EXERCISE BRIEF ▸ Find every line with the word "Pixels". Copy those lines.

Recorded data ▸
:::::
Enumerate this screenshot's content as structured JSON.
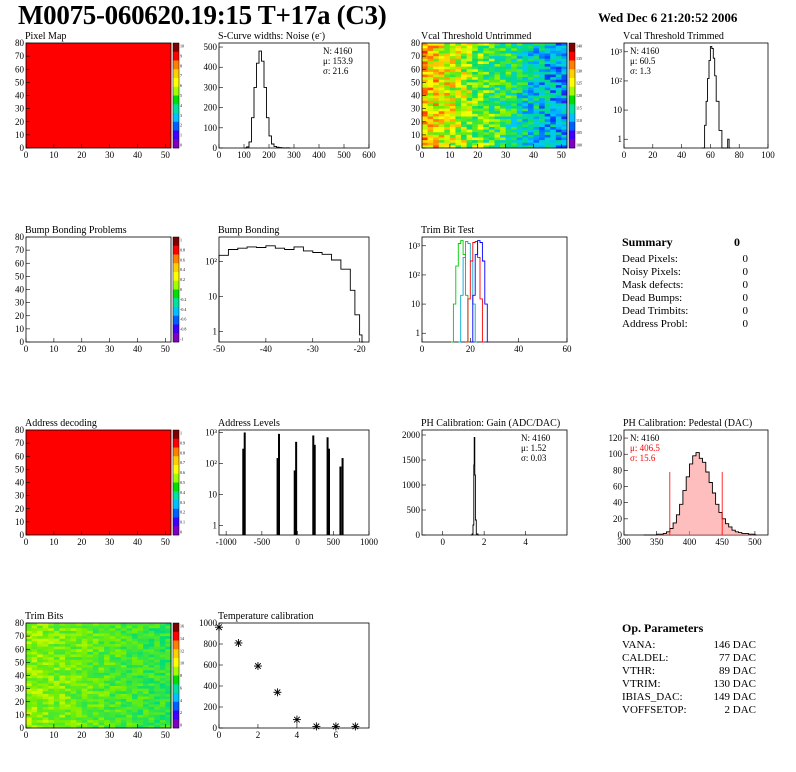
{
  "header": {
    "title": "M0075-060620.19:15 T+17a (C3)",
    "date": "Wed Dec  6 21:20:52 2006"
  },
  "summary": {
    "title": "Summary",
    "total": "0",
    "rows": [
      {
        "label": "Dead Pixels:",
        "value": "0"
      },
      {
        "label": "Noisy Pixels:",
        "value": "0"
      },
      {
        "label": "Mask defects:",
        "value": "0"
      },
      {
        "label": "Dead Bumps:",
        "value": "0"
      },
      {
        "label": "Dead Trimbits:",
        "value": "0"
      },
      {
        "label": "Address Probl:",
        "value": "0"
      }
    ]
  },
  "op_params": {
    "title": "Op. Parameters",
    "rows": [
      {
        "label": "VANA:",
        "value": "146 DAC"
      },
      {
        "label": "CALDEL:",
        "value": "77 DAC"
      },
      {
        "label": "VTHR:",
        "value": "89 DAC"
      },
      {
        "label": "VTRIM:",
        "value": "130 DAC"
      },
      {
        "label": "IBIAS_DAC:",
        "value": "149 DAC"
      },
      {
        "label": "VOFFSETOP:",
        "value": "2 DAC"
      }
    ]
  },
  "colors": {
    "red": "#ff0000",
    "blue": "#0000ff",
    "green": "#00cc00",
    "pedestal_fill": "#ff8888"
  },
  "chart_data": [
    {
      "id": "pixel-map",
      "type": "heatmap",
      "title": "Pixel Map",
      "uniform_color": "#ff0000",
      "xlim": [
        0,
        52
      ],
      "ylim": [
        0,
        80
      ],
      "xticks": [
        0,
        10,
        20,
        30,
        40,
        50
      ],
      "yticks": [
        0,
        10,
        20,
        30,
        40,
        50,
        60,
        70,
        80
      ],
      "zticks": [
        "10",
        "9",
        "8",
        "7",
        "6",
        "5",
        "4",
        "3",
        "2",
        "1",
        "0"
      ]
    },
    {
      "id": "scurve",
      "type": "line",
      "title": "S-Curve widths: Noise (e",
      "xlim": [
        0,
        600
      ],
      "ylim": [
        0,
        520
      ],
      "xticks": [
        0,
        100,
        200,
        300,
        400,
        500,
        600
      ],
      "yticks": [
        0,
        100,
        200,
        300,
        400,
        500
      ],
      "x": [
        100,
        110,
        120,
        130,
        140,
        150,
        160,
        170,
        180,
        190,
        200,
        210,
        220,
        230,
        240,
        250,
        260,
        270,
        280
      ],
      "y": [
        0,
        5,
        30,
        150,
        300,
        420,
        480,
        430,
        300,
        150,
        60,
        20,
        8,
        4,
        2,
        1,
        0,
        1,
        0
      ],
      "stats": [
        "N: 4160",
        "μ: 153.9",
        "σ: 21.6"
      ]
    },
    {
      "id": "vcal-untrimmed",
      "type": "heatmap",
      "title": "Vcal Threshold Untrimmed",
      "xlim": [
        0,
        52
      ],
      "ylim": [
        0,
        80
      ],
      "xticks": [
        0,
        10,
        20,
        30,
        40,
        50
      ],
      "yticks": [
        0,
        10,
        20,
        30,
        40,
        50,
        60,
        70,
        80
      ],
      "zticks": [
        "140",
        "135",
        "130",
        "125",
        "120",
        "115",
        "110",
        "105",
        "100"
      ]
    },
    {
      "id": "vcal-trimmed",
      "type": "line",
      "title": "Vcal Threshold Trimmed",
      "log_y": true,
      "xlim": [
        0,
        100
      ],
      "ylim": [
        0.5,
        2000
      ],
      "xticks": [
        0,
        20,
        40,
        60,
        80,
        100
      ],
      "yticks": [
        1,
        10,
        100,
        1000
      ],
      "ytick_labels": [
        "1",
        "10",
        "10²",
        "10³"
      ],
      "x": [
        54,
        56,
        57,
        58,
        59,
        60,
        61,
        62,
        63,
        64,
        66,
        68,
        72,
        73
      ],
      "y": [
        0.5,
        3,
        20,
        120,
        500,
        1500,
        1300,
        600,
        150,
        20,
        2,
        0.5,
        1,
        0.5
      ],
      "stats": [
        "N: 4160",
        "μ: 60.5",
        "σ:  1.3"
      ]
    },
    {
      "id": "bump-problems",
      "type": "heatmap",
      "title": "Bump Bonding Problems",
      "uniform_color": "#ffffff",
      "xlim": [
        0,
        52
      ],
      "ylim": [
        0,
        80
      ],
      "xticks": [
        0,
        10,
        20,
        30,
        40,
        50
      ],
      "yticks": [
        0,
        10,
        20,
        30,
        40,
        50,
        60,
        70,
        80
      ],
      "zticks": [
        "1",
        "0.8",
        "0.6",
        "0.4",
        "0.2",
        "0",
        "-0.2",
        "-0.4",
        "-0.6",
        "-0.8",
        "-1"
      ]
    },
    {
      "id": "bump-bonding",
      "type": "line",
      "title": "Bump Bonding",
      "log_y": true,
      "xlim": [
        -50,
        -18
      ],
      "ylim": [
        0.5,
        500
      ],
      "xticks": [
        -50,
        -40,
        -30,
        -20
      ],
      "yticks": [
        1,
        10,
        100
      ],
      "ytick_labels": [
        "1",
        "10",
        "10²"
      ],
      "x": [
        -50,
        -48,
        -46,
        -44,
        -42,
        -40,
        -38,
        -36,
        -34,
        -32,
        -30,
        -28,
        -26,
        -24,
        -22,
        -21,
        -20,
        -19.5
      ],
      "y": [
        150,
        220,
        240,
        260,
        250,
        280,
        240,
        220,
        260,
        200,
        180,
        160,
        110,
        60,
        15,
        3,
        0.8,
        0.5
      ]
    },
    {
      "id": "trim-bit-test",
      "type": "line",
      "title": "Trim Bit Test",
      "log_y": true,
      "xlim": [
        0,
        60
      ],
      "ylim": [
        0.5,
        2000
      ],
      "xticks": [
        0,
        20,
        40,
        60
      ],
      "yticks": [
        1,
        10,
        100,
        1000
      ],
      "ytick_labels": [
        "1",
        "10",
        "10²",
        "10³"
      ],
      "series": [
        {
          "color": "#00cc00",
          "x": [
            12,
            13,
            14,
            15,
            16,
            17,
            18,
            19
          ],
          "y": [
            0.5,
            10,
            200,
            1200,
            1500,
            500,
            20,
            0.5
          ]
        },
        {
          "color": "#00aacc",
          "x": [
            15,
            16,
            17,
            18,
            19,
            20,
            21,
            22
          ],
          "y": [
            0.5,
            20,
            400,
            1400,
            1200,
            300,
            10,
            0.5
          ]
        },
        {
          "color": "#ff0000",
          "x": [
            18,
            19,
            20,
            21,
            22,
            23,
            24,
            25
          ],
          "y": [
            0.5,
            15,
            300,
            1300,
            1400,
            400,
            15,
            0.5
          ]
        },
        {
          "color": "#0000ff",
          "x": [
            20,
            21,
            22,
            23,
            24,
            25,
            26,
            27
          ],
          "y": [
            0.5,
            20,
            500,
            1500,
            1300,
            300,
            10,
            0.5
          ]
        }
      ]
    },
    {
      "id": "address-decoding",
      "type": "heatmap",
      "title": "Address decoding",
      "uniform_color": "#ff0000",
      "xlim": [
        0,
        52
      ],
      "ylim": [
        0,
        80
      ],
      "xticks": [
        0,
        10,
        20,
        30,
        40,
        50
      ],
      "yticks": [
        0,
        10,
        20,
        30,
        40,
        50,
        60,
        70,
        80
      ],
      "zticks": [
        "1",
        "0.9",
        "0.8",
        "0.7",
        "0.6",
        "0.5",
        "0.4",
        "0.3",
        "0.2",
        "0.1",
        "0"
      ]
    },
    {
      "id": "address-levels",
      "type": "bar",
      "title": "Address Levels",
      "log_y": true,
      "xlim": [
        -1100,
        1000
      ],
      "ylim": [
        0.5,
        1200
      ],
      "xticks": [
        -1000,
        -500,
        0,
        500,
        1000
      ],
      "yticks": [
        1,
        10,
        100,
        1000
      ],
      "ytick_labels": [
        "1",
        "10",
        "10²",
        "10³"
      ],
      "x": [
        -760,
        -740,
        -280,
        -260,
        -40,
        -20,
        220,
        240,
        420,
        440,
        600,
        630
      ],
      "y": [
        300,
        1000,
        150,
        900,
        60,
        500,
        800,
        400,
        700,
        300,
        80,
        150
      ]
    },
    {
      "id": "ph-gain",
      "type": "line",
      "title": "PH Calibration: Gain (ADC/DAC)",
      "xlim": [
        -1,
        6
      ],
      "ylim": [
        0,
        2100
      ],
      "xticks": [
        0,
        2,
        4
      ],
      "yticks": [
        0,
        500,
        1000,
        1500,
        2000
      ],
      "x": [
        1.35,
        1.42,
        1.46,
        1.5,
        1.52,
        1.55,
        1.58,
        1.62,
        1.7
      ],
      "y": [
        0,
        20,
        200,
        1400,
        1950,
        1200,
        300,
        20,
        0
      ],
      "stats": [
        "N: 4160",
        "μ: 1.52",
        "σ: 0.03"
      ]
    },
    {
      "id": "ph-pedestal",
      "type": "area",
      "title": "PH Calibration: Pedestal (DAC)",
      "xlim": [
        300,
        520
      ],
      "ylim": [
        0,
        130
      ],
      "xticks": [
        300,
        350,
        400,
        450,
        500
      ],
      "yticks": [
        0,
        20,
        40,
        60,
        80,
        100,
        120
      ],
      "x": [
        330,
        340,
        350,
        360,
        365,
        370,
        375,
        380,
        385,
        390,
        395,
        400,
        405,
        410,
        415,
        420,
        425,
        430,
        435,
        440,
        445,
        450,
        455,
        460,
        465,
        470,
        475,
        480,
        490,
        500
      ],
      "y": [
        0,
        0,
        1,
        2,
        4,
        8,
        15,
        25,
        38,
        55,
        72,
        88,
        98,
        102,
        95,
        90,
        78,
        65,
        52,
        38,
        28,
        20,
        14,
        10,
        6,
        4,
        3,
        2,
        1,
        0
      ],
      "stats": [
        "N: 4160",
        "μ: 406.5",
        "σ: 15.6"
      ],
      "cut_lines": [
        370,
        450
      ]
    },
    {
      "id": "trim-bits",
      "type": "heatmap",
      "title": "Trim Bits",
      "xlim": [
        0,
        52
      ],
      "ylim": [
        0,
        80
      ],
      "xticks": [
        0,
        10,
        20,
        30,
        40,
        50
      ],
      "yticks": [
        0,
        10,
        20,
        30,
        40,
        50,
        60,
        70,
        80
      ],
      "zticks": [
        "16",
        "14",
        "12",
        "10",
        "8",
        "6",
        "4",
        "2",
        "0"
      ]
    },
    {
      "id": "temp-cal",
      "type": "scatter",
      "title": "Temperature calibration",
      "xlim": [
        0,
        7.7
      ],
      "ylim": [
        0,
        1000
      ],
      "xticks": [
        0,
        2,
        4,
        6
      ],
      "yticks": [
        0,
        200,
        400,
        600,
        800,
        1000
      ],
      "x": [
        0,
        1,
        2,
        3,
        4,
        5,
        6,
        7
      ],
      "y": [
        960,
        810,
        590,
        340,
        80,
        15,
        15,
        15
      ]
    }
  ]
}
:::::
EXERCISE OUTPUT ▸
        "label": "Dead Pixels:",
        "label": "Noisy Pixels:",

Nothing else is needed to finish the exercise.